- **Stated task**
Assemble all lines in which the string "this" appears.

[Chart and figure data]
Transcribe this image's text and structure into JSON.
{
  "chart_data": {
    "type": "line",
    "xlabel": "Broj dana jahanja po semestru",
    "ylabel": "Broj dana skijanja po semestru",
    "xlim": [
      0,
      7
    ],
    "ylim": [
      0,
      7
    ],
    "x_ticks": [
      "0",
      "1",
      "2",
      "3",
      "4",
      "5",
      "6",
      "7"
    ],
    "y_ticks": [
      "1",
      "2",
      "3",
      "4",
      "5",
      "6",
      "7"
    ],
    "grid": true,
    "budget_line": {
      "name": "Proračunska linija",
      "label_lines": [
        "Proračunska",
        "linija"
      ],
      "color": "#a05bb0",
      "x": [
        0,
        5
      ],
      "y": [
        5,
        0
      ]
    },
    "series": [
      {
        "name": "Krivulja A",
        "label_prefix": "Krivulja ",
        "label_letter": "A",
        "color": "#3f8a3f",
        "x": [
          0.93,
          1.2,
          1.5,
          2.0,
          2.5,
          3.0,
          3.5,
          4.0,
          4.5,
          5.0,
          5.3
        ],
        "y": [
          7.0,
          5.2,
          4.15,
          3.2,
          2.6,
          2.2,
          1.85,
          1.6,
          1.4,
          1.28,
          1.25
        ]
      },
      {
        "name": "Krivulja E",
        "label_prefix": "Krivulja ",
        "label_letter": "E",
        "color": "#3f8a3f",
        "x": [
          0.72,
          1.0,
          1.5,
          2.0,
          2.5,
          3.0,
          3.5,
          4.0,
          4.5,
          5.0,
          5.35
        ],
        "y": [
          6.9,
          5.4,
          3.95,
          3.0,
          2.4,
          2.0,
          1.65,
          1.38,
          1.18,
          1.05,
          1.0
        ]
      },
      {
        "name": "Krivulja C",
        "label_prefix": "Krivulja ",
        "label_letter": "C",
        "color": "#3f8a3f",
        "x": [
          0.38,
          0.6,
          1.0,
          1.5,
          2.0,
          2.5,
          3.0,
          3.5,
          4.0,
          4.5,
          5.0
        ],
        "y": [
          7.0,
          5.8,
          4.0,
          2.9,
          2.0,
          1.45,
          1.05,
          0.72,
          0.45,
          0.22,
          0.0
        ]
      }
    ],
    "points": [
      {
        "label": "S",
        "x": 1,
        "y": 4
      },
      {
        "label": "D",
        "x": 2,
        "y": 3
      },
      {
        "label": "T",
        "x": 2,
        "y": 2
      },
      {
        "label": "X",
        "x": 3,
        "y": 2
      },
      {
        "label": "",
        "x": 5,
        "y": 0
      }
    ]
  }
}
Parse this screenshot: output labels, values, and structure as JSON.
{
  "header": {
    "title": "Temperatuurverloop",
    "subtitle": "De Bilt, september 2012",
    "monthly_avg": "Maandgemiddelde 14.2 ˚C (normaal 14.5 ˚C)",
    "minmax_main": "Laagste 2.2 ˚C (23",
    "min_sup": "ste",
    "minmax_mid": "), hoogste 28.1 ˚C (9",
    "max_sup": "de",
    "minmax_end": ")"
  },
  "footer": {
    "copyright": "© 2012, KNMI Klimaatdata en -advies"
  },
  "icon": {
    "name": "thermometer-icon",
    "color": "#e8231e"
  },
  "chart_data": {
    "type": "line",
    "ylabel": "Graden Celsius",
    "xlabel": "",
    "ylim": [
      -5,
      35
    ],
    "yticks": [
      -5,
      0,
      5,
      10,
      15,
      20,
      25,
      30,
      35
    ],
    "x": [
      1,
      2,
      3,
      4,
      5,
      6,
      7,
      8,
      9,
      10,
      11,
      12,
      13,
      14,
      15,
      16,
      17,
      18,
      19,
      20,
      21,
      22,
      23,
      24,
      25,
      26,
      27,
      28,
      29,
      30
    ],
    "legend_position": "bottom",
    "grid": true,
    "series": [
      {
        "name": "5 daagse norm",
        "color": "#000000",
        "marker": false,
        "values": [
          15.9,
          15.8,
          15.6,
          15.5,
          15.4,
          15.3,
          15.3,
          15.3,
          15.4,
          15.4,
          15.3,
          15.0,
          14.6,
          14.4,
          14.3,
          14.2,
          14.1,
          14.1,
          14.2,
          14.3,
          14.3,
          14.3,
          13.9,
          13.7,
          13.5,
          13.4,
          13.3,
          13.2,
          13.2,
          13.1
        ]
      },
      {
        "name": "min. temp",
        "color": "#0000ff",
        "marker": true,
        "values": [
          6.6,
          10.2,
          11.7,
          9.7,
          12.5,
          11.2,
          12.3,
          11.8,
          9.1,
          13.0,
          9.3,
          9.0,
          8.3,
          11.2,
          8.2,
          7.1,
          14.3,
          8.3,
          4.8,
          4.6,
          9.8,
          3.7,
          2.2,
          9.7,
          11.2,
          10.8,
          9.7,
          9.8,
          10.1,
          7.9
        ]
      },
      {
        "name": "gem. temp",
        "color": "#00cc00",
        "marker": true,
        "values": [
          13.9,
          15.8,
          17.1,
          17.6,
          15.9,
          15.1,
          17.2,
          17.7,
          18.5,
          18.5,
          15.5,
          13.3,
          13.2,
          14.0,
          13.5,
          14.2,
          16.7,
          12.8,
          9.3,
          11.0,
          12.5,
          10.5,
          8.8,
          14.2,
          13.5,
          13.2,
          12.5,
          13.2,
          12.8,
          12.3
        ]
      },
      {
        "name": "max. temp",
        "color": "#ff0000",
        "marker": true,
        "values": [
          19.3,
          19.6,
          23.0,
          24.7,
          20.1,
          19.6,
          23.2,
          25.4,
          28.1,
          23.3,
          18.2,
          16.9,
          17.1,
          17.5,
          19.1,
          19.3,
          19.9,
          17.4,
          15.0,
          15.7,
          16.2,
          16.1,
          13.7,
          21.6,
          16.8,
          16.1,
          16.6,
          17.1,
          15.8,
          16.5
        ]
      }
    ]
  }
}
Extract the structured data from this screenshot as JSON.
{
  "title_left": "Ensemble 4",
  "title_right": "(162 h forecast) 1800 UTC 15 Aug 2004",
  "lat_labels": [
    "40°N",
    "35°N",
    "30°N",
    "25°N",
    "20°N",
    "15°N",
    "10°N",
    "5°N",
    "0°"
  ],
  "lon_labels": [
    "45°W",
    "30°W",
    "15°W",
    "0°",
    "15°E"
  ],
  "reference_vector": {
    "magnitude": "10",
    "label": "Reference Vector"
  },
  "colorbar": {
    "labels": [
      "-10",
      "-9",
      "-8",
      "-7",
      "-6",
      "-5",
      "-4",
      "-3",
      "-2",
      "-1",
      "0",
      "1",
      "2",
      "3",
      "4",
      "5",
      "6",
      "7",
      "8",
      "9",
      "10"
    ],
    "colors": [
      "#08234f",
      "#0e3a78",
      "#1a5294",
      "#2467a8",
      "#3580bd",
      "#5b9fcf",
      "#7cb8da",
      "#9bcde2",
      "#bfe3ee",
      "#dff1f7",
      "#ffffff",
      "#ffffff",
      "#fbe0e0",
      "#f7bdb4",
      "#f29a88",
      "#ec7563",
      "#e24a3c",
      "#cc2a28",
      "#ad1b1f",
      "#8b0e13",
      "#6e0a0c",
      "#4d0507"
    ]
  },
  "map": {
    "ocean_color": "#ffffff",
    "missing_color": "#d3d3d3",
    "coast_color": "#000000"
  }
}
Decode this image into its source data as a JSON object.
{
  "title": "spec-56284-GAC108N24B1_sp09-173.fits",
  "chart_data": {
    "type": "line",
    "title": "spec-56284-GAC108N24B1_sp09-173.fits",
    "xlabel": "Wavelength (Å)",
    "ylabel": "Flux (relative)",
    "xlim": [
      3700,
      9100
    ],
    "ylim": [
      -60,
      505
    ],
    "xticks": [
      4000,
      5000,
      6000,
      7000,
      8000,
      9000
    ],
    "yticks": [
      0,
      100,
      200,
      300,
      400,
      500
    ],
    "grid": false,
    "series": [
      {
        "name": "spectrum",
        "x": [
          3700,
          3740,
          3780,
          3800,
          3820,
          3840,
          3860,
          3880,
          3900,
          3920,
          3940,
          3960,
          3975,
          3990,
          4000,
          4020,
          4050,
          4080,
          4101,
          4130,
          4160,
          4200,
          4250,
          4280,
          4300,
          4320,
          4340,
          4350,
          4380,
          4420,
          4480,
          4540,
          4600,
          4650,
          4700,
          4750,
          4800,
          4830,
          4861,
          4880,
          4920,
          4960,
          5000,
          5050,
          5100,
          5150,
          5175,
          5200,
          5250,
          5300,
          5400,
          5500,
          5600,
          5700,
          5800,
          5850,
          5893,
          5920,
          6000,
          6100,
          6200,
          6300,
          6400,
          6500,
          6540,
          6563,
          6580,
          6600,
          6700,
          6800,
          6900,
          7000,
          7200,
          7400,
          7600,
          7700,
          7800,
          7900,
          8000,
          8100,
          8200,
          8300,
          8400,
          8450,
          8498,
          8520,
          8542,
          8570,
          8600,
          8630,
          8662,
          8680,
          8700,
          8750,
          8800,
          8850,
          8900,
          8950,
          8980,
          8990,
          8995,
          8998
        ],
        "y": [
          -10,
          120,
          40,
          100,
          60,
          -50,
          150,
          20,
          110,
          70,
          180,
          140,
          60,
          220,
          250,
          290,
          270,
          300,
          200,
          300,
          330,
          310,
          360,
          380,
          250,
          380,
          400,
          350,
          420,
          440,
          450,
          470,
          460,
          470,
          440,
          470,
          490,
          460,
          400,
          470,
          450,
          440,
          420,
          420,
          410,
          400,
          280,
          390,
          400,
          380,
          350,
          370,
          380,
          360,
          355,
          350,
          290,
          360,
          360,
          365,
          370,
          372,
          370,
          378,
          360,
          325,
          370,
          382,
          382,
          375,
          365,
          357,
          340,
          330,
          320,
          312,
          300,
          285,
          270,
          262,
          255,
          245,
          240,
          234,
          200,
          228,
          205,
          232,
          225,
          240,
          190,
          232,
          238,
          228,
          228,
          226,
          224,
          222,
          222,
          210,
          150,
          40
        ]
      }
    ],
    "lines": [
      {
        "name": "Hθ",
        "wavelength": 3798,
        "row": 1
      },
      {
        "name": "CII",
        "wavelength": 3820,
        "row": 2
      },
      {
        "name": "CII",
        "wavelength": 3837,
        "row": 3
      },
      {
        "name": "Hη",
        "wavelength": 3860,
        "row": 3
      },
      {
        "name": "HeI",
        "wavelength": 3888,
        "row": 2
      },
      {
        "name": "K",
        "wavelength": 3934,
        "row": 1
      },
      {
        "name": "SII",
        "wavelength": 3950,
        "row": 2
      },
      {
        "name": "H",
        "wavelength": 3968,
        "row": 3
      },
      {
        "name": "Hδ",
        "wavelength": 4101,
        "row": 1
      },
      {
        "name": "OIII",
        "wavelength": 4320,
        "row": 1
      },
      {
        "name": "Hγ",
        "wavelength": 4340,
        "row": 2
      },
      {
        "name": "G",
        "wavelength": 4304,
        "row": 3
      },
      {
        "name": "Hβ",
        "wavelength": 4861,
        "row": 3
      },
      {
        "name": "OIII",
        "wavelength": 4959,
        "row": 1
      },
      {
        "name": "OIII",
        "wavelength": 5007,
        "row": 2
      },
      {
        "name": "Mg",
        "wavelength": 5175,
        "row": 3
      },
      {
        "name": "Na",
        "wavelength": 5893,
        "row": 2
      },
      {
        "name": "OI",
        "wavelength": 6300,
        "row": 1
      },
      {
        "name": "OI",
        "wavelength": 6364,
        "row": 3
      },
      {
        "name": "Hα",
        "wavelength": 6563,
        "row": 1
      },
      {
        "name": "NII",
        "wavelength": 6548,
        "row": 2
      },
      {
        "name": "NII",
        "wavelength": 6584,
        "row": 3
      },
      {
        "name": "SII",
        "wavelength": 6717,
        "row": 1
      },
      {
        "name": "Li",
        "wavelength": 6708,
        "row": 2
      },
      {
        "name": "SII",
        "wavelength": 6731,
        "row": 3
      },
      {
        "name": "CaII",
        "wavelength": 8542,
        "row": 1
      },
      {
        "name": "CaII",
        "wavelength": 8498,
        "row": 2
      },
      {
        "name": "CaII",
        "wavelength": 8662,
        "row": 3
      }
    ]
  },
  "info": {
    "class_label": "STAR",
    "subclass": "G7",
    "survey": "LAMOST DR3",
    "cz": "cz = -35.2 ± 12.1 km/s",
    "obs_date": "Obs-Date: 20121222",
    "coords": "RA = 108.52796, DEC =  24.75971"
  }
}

- **Completed exercise**
Transcribe this image's text and structure into JSON.
Parse this screenshot: output labels, values, and structure as JSON.
Extract the structured data from this screenshot as JSON.
Decode this image into its source data as a JSON object.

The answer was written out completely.